* _INSTRUCTION_
Restate the full set of records exactly, without adding or dropping a word.

Stored records:

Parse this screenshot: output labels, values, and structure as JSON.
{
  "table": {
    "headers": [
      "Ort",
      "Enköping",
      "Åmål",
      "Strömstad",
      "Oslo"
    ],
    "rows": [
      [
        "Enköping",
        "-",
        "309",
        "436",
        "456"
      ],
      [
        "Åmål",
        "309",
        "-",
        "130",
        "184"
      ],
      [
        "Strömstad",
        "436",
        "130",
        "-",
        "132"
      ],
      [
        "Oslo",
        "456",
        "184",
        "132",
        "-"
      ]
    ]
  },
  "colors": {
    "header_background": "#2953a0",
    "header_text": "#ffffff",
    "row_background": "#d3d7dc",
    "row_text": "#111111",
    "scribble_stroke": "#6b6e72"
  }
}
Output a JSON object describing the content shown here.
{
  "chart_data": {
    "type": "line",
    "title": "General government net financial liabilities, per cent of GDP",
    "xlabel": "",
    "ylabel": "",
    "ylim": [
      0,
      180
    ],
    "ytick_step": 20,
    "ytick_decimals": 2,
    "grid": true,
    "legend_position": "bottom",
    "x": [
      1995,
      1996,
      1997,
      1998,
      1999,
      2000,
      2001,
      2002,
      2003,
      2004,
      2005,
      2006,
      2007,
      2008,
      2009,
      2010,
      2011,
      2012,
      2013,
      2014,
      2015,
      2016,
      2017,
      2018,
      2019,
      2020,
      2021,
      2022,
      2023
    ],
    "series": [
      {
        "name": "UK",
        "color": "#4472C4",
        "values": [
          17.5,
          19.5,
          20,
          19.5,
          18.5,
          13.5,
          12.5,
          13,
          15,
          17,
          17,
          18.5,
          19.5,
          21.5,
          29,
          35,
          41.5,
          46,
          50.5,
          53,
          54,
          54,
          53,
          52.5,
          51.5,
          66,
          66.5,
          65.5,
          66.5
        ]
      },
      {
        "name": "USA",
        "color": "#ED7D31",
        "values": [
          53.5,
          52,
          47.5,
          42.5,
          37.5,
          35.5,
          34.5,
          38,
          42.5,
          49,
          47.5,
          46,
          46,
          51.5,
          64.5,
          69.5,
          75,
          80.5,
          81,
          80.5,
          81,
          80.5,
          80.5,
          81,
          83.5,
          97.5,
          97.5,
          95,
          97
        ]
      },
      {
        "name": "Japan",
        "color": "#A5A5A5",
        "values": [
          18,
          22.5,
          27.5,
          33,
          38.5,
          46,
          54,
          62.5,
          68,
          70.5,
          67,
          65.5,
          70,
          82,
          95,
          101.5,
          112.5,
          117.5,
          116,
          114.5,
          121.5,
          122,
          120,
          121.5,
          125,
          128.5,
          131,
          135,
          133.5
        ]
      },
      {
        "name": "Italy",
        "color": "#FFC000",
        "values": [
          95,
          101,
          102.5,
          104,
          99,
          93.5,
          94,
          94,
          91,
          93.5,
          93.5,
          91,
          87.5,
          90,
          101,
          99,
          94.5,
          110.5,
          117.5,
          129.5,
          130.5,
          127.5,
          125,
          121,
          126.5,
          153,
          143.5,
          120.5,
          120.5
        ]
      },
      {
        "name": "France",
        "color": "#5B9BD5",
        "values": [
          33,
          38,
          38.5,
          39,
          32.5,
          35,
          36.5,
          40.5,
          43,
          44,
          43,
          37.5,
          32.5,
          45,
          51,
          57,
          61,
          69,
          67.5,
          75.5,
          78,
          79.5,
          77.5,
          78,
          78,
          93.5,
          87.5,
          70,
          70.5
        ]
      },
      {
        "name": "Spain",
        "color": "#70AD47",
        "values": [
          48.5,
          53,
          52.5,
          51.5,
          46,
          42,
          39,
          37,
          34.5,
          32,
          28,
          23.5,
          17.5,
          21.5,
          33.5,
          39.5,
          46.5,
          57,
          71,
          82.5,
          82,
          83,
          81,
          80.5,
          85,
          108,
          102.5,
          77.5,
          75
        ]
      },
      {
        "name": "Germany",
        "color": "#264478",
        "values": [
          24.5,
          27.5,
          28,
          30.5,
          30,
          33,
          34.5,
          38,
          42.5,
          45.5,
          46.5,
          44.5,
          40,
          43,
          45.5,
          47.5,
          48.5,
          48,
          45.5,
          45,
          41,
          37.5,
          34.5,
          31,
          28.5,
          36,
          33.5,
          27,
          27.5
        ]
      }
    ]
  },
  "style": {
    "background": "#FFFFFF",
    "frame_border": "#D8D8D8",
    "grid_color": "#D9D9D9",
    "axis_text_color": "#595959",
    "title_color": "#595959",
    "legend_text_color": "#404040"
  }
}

* _RESULT OF THIS EXERCISE_
Parse this screenshot: output labels, values, and structure as JSON.
{
  "table": {
    "headers": [
      "Ort",
      "Enköping",
      "Åmål",
      "Strömstad",
      "Oslo"
    ],
    "rows": [
      [
        "Enköping",
        "-",
        "309",
        "436",
        "456"
      ],
      [
        "Åmål",
        "309",
        "-",
        "130",
        "184"
      ],
      [
        "Strömstad",
        "436",
        "130",
        "-",
        "132"
      ],
      [
        "Oslo",
        "456",
        "184",
        "132",
        "-"
      ]
    ]
  },
  "colors": {
    "header_background": "#2953a0",
    "header_text": "#ffffff",
    "row_background": "#d3d7dc",
    "row_text": "#111111",
    "scribble_stroke": "#6b6e72"
  }
}
Output a JSON object describing the content shown here.
{
  "chart_data": {
    "type": "line",
    "title": "General government net financial liabilities, per cent of GDP",
    "xlabel": "",
    "ylabel": "",
    "ylim": [
      0,
      180
    ],
    "ytick_step": 20,
    "ytick_decimals": 2,
    "grid": true,
    "legend_position": "bottom",
    "x": [
      1995,
      1996,
      1997,
      1998,
      1999,
      2000,
      2001,
      2002,
      2003,
      2004,
      2005,
      2006,
      2007,
      2008,
      2009,
      2010,
      2011,
      2012,
      2013,
      2014,
      2015,
      2016,
      2017,
      2018,
      2019,
      2020,
      2021,
      2022,
      2023
    ],
    "series": [
      {
        "name": "UK",
        "color": "#4472C4",
        "values": [
          17.5,
          19.5,
          20,
          19.5,
          18.5,
          13.5,
          12.5,
          13,
          15,
          17,
          17,
          18.5,
          19.5,
          21.5,
          29,
          35,
          41.5,
          46,
          50.5,
          53,
          54,
          54,
          53,
          52.5,
          51.5,
          66,
          66.5,
          65.5,
          66.5
        ]
      },
      {
        "name": "USA",
        "color": "#ED7D31",
        "values": [
          53.5,
          52,
          47.5,
          42.5,
          37.5,
          35.5,
          34.5,
          38,
          42.5,
          49,
          47.5,
          46,
          46,
          51.5,
          64.5,
          69.5,
          75,
          80.5,
          81,
          80.5,
          81,
          80.5,
          80.5,
          81,
          83.5,
          97.5,
          97.5,
          95,
          97
        ]
      },
      {
        "name": "Japan",
        "color": "#A5A5A5",
        "values": [
          18,
          22.5,
          27.5,
          33,
          38.5,
          46,
          54,
          62.5,
          68,
          70.5,
          67,
          65.5,
          70,
          82,
          95,
          101.5,
          112.5,
          117.5,
          116,
          114.5,
          121.5,
          122,
          120,
          121.5,
          125,
          128.5,
          131,
          135,
          133.5
        ]
      },
      {
        "name": "Italy",
        "color": "#FFC000",
        "values": [
          95,
          101,
          102.5,
          104,
          99,
          93.5,
          94,
          94,
          91,
          93.5,
          93.5,
          91,
          87.5,
          90,
          101,
          99,
          94.5,
          110.5,
          117.5,
          129.5,
          130.5,
          127.5,
          125,
          121,
          126.5,
          153,
          143.5,
          120.5,
          120.5
        ]
      },
      {
        "name": "France",
        "color": "#5B9BD5",
        "values": [
          33,
          38,
          38.5,
          39,
          32.5,
          35,
          36.5,
          40.5,
          43,
          44,
          43,
          37.5,
          32.5,
          45,
          51,
          57,
          61,
          69,
          67.5,
          75.5,
          78,
          79.5,
          77.5,
          78,
          78,
          93.5,
          87.5,
          70,
          70.5
        ]
      },
      {
        "name": "Spain",
        "color": "#70AD47",
        "values": [
          48.5,
          53,
          52.5,
          51.5,
          46,
          42,
          39,
          37,
          34.5,
          32,
          28,
          23.5,
          17.5,
          21.5,
          33.5,
          39.5,
          46.5,
          57,
          71,
          82.5,
          82,
          83,
          81,
          80.5,
          85,
          108,
          102.5,
          77.5,
          75
        ]
      },
      {
        "name": "Germany",
        "color": "#264478",
        "values": [
          24.5,
          27.5,
          28,
          30.5,
          30,
          33,
          34.5,
          38,
          42.5,
          45.5,
          46.5,
          44.5,
          40,
          43,
          45.5,
          47.5,
          48.5,
          48,
          45.5,
          45,
          41,
          37.5,
          34.5,
          31,
          28.5,
          36,
          33.5,
          27,
          27.5
        ]
      }
    ]
  },
  "style": {
    "background": "#FFFFFF",
    "frame_border": "#D8D8D8",
    "grid_color": "#D9D9D9",
    "axis_text_color": "#595959",
    "title_color": "#595959",
    "legend_text_color": "#404040"
  }
}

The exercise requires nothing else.